## Given entries
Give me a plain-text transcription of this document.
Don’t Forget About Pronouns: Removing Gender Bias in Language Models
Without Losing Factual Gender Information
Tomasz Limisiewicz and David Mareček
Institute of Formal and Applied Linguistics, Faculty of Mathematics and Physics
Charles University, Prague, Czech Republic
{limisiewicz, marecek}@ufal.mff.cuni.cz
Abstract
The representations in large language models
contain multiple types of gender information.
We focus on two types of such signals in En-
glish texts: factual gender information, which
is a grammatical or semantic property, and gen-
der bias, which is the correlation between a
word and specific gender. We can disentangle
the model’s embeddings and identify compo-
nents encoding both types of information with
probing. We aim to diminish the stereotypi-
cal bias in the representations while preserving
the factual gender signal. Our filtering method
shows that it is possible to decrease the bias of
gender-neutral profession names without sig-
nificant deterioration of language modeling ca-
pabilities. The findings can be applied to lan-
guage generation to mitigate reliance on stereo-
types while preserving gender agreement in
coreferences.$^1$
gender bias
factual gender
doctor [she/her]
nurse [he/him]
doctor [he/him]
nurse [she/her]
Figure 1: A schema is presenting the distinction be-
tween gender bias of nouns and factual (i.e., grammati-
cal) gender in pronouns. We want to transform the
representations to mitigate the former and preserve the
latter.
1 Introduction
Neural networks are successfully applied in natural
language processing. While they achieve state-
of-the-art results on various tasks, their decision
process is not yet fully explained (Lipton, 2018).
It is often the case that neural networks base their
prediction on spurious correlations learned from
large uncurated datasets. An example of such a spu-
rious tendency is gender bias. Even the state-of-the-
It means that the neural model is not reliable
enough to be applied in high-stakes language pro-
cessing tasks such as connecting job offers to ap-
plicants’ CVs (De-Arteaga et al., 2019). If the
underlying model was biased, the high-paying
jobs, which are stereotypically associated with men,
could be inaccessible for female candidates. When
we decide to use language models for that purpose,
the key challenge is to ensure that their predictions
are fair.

## Written task
Copy out all the entries shown above, character for character.

## Exercise output
Give me a plain-text transcription of this document.
Don’t Forget About Pronouns: Removing Gender Bias in Language Models
Without Losing Factual Gender Information
Tomasz Limisiewicz and David Mareček
Institute of Formal and Applied Linguistics, Faculty of Mathematics and Physics
Charles University, Prague, Czech Republic
{limisiewicz, marecek}@ufal.mff.cuni.cz
Abstract
The representations in large language models
contain multiple types of gender information.
We focus on two types of such signals in En-
glish texts: factual gender information, which
is a grammatical or semantic property, and gen-
der bias, which is the correlation between a
word and specific gender. We can disentangle
the model’s embeddings and identify compo-
nents encoding both types of information with
probing. We aim to diminish the stereotypi-
cal bias in the representations while preserving
the factual gender signal. Our filtering method
shows that it is possible to decrease the bias of
gender-neutral profession names without sig-
nificant deterioration of language modeling ca-
pabilities. The findings can be applied to lan-
guage generation to mitigate reliance on stereo-
types while preserving gender agreement in
coreferences.$^1$
gender bias
factual gender
doctor [she/her]
nurse [he/him]
doctor [he/him]
nurse [she/her]
Figure 1: A schema is presenting the distinction be-
tween gender bias of nouns and factual (i.e., grammati-
cal) gender in pronouns. We want to transform the
representations to mitigate the former and preserve the
latter.
1 Introduction
Neural networks are successfully applied in natural
language processing. While they achieve state-
of-the-art results on various tasks, their decision
process is not yet fully explained (Lipton, 2018).
It is often the case that neural networks base their
prediction on spurious correlations learned from
large uncurated datasets. An example of such a spu-
rious tendency is gender bias. Even the state-of-the-
It means that the neural model is not reliable
enough to be applied in high-stakes language pro-
cessing tasks such as connecting job offers to ap-
plicants’ CVs (De-Arteaga et al., 2019). If the
underlying model was biased, the high-paying
jobs, which are stereotypically associated with men,
could be inaccessible for female candidates. When
we decide to use language models for that purpose,
the key challenge is to ensure that their predictions
are fair.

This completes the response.